[RECORDS FOR THIS TASK]
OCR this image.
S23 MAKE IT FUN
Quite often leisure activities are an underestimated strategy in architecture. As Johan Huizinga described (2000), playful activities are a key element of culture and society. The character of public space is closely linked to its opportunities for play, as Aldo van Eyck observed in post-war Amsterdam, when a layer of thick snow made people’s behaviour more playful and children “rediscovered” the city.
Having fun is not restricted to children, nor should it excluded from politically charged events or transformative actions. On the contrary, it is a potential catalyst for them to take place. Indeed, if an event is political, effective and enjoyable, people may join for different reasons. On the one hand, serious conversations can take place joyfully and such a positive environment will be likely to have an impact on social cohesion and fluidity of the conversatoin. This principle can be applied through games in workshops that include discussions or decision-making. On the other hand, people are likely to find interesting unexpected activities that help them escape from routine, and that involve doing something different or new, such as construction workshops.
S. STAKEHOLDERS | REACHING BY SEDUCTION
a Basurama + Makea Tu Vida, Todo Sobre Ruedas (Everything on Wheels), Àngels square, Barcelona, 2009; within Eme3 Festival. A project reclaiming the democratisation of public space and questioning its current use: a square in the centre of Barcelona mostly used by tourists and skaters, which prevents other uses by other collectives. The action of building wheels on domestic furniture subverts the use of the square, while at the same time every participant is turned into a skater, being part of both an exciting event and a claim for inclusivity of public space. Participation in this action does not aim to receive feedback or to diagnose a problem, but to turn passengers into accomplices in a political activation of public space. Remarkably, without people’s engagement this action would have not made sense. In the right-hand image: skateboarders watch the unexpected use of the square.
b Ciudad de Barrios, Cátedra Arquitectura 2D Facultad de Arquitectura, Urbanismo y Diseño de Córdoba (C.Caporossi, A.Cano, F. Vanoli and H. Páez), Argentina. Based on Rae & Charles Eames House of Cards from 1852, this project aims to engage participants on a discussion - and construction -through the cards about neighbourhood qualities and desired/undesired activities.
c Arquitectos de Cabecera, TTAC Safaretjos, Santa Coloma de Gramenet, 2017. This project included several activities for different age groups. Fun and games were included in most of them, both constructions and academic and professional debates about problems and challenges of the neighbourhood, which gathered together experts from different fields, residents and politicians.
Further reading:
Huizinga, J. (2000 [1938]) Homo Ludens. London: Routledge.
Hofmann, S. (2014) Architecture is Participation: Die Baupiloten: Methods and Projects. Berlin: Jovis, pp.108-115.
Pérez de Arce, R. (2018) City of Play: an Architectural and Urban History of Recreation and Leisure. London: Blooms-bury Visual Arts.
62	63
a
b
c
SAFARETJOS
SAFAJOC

[TASK DIRECTIONS] The records above should be returned exactly.

[RESPONSE TO THIS TASK]
OCR this image.
S23 MAKE IT FUN
Quite often leisure activities are an underestimated strategy in architecture. As Johan Huizinga described (2000), playful activities are a key element of culture and society. The character of public space is closely linked to its opportunities for play, as Aldo van Eyck observed in post-war Amsterdam, when a layer of thick snow made people’s behaviour more playful and children “rediscovered” the city.
Having fun is not restricted to children, nor should it excluded from politically charged events or transformative actions. On the contrary, it is a potential catalyst for them to take place. Indeed, if an event is political, effective and enjoyable, people may join for different reasons. On the one hand, serious conversations can take place joyfully and such a positive environment will be likely to have an impact on social cohesion and fluidity of the conversatoin. This principle can be applied through games in workshops that include discussions or decision-making. On the other hand, people are likely to find interesting unexpected activities that help them escape from routine, and that involve doing something different or new, such as construction workshops.
S. STAKEHOLDERS | REACHING BY SEDUCTION
a Basurama + Makea Tu Vida, Todo Sobre Ruedas (Everything on Wheels), Àngels square, Barcelona, 2009; within Eme3 Festival. A project reclaiming the democratisation of public space and questioning its current use: a square in the centre of Barcelona mostly used by tourists and skaters, which prevents other uses by other collectives. The action of building wheels on domestic furniture subverts the use of the square, while at the same time every participant is turned into a skater, being part of both an exciting event and a claim for inclusivity of public space. Participation in this action does not aim to receive feedback or to diagnose a problem, but to turn passengers into accomplices in a political activation of public space. Remarkably, without people’s engagement this action would have not made sense. In the right-hand image: skateboarders watch the unexpected use of the square.
b Ciudad de Barrios, Cátedra Arquitectura 2D Facultad de Arquitectura, Urbanismo y Diseño de Córdoba (C.Caporossi, A.Cano, F. Vanoli and H. Páez), Argentina. Based on Rae & Charles Eames House of Cards from 1852, this project aims to engage participants on a discussion - and construction -through the cards about neighbourhood qualities and desired/undesired activities.
c Arquitectos de Cabecera, TTAC Safaretjos, Santa Coloma de Gramenet, 2017. This project included several activities for different age groups. Fun and games were included in most of them, both constructions and academic and professional debates about problems and challenges of the neighbourhood, which gathered together experts from different fields, residents and politicians.
Further reading:
Huizinga, J. (2000 [1938]) Homo Ludens. London: Routledge.
Hofmann, S. (2014) Architecture is Participation: Die Baupiloten: Methods and Projects. Berlin: Jovis, pp.108-115.
Pérez de Arce, R. (2018) City of Play: an Architectural and Urban History of Recreation and Leisure. London: Blooms-bury Visual Arts.
62	63
a
b
c
SAFARETJOS
SAFAJOC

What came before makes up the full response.